Part of a data file
....................

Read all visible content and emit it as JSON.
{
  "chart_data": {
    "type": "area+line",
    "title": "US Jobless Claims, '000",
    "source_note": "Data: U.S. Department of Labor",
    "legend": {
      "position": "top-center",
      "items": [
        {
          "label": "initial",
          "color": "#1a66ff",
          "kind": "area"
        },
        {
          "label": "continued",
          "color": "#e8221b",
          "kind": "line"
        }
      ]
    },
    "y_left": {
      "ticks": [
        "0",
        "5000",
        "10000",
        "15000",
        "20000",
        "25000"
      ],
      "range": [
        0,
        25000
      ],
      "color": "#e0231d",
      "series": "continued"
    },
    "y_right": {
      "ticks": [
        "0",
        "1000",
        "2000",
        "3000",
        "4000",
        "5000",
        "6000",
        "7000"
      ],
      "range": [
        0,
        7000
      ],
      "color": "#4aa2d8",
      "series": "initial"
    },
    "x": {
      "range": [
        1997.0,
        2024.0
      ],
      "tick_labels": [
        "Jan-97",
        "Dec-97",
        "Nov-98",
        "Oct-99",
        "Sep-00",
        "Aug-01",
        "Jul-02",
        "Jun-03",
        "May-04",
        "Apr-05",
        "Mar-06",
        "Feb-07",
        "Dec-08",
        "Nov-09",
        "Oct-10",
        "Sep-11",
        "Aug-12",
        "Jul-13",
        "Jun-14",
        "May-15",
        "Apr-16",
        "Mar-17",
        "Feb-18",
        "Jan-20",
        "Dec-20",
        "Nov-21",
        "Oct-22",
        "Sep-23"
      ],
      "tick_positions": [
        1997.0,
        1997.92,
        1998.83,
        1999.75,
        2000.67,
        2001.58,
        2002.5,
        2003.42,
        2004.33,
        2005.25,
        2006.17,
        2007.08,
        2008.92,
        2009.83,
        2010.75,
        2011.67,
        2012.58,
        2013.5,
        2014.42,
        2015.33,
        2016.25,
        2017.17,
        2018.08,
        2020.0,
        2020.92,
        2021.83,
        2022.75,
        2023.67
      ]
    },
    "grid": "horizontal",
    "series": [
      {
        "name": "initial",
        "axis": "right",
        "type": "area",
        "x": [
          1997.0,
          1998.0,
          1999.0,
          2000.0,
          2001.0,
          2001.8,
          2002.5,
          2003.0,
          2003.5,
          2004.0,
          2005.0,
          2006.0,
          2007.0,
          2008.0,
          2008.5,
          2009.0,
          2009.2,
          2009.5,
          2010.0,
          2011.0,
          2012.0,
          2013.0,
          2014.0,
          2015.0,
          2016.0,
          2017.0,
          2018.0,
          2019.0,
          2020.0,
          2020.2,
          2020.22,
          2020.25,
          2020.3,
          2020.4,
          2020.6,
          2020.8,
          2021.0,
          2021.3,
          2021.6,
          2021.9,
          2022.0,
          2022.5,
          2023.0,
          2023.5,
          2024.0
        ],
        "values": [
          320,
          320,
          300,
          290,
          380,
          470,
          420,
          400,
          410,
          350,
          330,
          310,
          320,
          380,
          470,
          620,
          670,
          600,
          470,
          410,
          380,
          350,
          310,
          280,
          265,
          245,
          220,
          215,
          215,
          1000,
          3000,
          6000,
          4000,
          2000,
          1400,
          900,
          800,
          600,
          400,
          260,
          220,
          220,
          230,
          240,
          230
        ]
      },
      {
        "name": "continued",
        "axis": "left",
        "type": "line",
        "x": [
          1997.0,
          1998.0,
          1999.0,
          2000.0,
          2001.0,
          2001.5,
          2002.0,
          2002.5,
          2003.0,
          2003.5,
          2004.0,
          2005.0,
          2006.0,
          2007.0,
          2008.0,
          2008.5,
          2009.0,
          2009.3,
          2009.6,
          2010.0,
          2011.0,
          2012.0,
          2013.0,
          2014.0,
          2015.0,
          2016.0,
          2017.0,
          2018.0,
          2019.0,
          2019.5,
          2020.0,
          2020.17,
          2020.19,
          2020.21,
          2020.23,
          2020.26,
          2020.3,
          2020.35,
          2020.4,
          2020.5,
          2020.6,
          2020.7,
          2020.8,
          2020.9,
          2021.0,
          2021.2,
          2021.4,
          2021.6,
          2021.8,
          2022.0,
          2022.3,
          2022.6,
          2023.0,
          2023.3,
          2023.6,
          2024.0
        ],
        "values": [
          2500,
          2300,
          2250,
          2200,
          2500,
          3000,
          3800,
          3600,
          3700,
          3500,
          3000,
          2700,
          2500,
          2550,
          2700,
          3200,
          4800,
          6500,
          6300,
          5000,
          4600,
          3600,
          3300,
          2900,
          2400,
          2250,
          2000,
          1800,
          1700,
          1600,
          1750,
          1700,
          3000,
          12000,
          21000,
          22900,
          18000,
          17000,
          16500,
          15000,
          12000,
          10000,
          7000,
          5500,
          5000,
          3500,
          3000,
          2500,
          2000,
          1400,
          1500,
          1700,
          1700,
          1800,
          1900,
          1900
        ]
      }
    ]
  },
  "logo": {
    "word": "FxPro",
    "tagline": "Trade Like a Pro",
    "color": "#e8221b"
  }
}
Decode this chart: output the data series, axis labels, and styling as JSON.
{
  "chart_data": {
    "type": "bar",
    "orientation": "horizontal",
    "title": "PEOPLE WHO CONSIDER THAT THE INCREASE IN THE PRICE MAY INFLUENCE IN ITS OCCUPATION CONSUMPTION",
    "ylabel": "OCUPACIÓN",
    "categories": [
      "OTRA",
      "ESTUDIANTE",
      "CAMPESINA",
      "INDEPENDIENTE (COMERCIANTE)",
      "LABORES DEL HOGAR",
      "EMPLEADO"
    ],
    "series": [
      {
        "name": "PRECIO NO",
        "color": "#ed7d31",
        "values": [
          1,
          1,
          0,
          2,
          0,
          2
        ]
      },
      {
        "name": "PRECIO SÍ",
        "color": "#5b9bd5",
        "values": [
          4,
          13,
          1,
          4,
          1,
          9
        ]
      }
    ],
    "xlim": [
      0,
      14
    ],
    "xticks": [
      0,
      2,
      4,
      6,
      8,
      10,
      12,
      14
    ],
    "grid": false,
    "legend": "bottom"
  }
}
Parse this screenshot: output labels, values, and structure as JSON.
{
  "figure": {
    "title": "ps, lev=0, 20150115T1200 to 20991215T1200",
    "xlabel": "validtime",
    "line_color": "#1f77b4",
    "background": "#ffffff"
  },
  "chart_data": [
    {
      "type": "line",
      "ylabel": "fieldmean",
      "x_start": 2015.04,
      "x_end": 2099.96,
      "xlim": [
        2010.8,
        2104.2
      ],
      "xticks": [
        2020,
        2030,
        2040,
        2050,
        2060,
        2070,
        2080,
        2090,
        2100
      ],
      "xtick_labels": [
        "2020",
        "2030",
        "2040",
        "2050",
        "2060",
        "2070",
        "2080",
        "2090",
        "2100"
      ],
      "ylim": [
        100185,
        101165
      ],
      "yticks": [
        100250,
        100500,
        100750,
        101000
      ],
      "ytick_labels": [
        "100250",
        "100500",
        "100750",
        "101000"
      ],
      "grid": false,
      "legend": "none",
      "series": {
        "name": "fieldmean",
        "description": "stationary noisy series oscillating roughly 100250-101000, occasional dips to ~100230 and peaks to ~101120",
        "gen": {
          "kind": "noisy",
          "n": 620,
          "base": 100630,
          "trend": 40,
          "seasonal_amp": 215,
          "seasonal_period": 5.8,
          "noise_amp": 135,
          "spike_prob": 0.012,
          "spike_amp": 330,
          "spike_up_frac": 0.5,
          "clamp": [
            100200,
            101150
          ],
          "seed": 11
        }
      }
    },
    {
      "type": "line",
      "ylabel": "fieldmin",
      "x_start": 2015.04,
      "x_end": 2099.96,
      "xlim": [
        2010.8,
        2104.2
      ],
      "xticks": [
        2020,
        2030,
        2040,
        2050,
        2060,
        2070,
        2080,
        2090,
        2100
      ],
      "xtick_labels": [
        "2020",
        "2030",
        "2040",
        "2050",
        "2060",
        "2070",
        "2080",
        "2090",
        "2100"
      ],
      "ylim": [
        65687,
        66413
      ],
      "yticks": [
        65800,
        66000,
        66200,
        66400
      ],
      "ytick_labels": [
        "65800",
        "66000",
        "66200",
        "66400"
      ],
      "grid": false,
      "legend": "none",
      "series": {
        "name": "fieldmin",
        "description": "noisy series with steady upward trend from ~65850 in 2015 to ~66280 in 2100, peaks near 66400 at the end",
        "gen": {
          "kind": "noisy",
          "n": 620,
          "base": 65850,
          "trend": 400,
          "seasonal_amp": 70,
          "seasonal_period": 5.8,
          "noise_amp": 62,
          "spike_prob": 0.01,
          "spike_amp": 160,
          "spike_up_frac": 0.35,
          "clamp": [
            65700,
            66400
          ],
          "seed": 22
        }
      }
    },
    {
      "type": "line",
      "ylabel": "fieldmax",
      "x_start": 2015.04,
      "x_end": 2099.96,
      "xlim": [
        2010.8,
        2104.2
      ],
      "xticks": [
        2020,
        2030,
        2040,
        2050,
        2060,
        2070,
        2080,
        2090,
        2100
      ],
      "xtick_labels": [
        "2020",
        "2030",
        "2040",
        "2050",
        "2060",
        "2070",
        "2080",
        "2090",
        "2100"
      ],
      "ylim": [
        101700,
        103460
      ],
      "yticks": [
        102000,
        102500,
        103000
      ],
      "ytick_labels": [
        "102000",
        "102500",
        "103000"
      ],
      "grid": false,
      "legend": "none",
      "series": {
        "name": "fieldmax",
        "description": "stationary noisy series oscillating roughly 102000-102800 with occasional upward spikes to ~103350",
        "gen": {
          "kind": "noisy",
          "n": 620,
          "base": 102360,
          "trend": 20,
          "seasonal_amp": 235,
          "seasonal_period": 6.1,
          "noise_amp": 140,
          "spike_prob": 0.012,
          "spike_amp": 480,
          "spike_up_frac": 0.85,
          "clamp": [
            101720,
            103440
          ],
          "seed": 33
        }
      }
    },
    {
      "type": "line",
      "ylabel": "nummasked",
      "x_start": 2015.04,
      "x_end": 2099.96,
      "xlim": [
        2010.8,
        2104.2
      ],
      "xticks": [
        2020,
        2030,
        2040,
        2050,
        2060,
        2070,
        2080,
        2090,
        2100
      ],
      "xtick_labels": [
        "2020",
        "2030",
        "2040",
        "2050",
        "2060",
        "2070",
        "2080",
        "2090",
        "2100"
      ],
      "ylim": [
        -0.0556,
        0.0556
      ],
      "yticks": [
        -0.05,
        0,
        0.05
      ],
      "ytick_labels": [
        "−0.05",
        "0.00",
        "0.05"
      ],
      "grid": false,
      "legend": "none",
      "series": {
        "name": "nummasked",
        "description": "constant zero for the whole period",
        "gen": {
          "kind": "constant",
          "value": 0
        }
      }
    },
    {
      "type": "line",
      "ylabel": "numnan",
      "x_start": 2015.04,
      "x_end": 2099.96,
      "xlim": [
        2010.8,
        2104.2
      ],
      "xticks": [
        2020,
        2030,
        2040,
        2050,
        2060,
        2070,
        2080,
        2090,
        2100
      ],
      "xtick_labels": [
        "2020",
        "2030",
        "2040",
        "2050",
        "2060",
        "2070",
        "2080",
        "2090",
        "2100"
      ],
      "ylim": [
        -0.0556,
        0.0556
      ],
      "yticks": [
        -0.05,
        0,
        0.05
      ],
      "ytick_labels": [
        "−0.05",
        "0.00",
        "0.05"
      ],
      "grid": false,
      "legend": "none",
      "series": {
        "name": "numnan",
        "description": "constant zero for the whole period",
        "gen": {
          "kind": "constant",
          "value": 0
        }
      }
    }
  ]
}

....................

### Given exercise
Identify and copy all lines with the word "continued".

### Answer below
          "label": "continued",
      "series": "continued"
        "name": "continued",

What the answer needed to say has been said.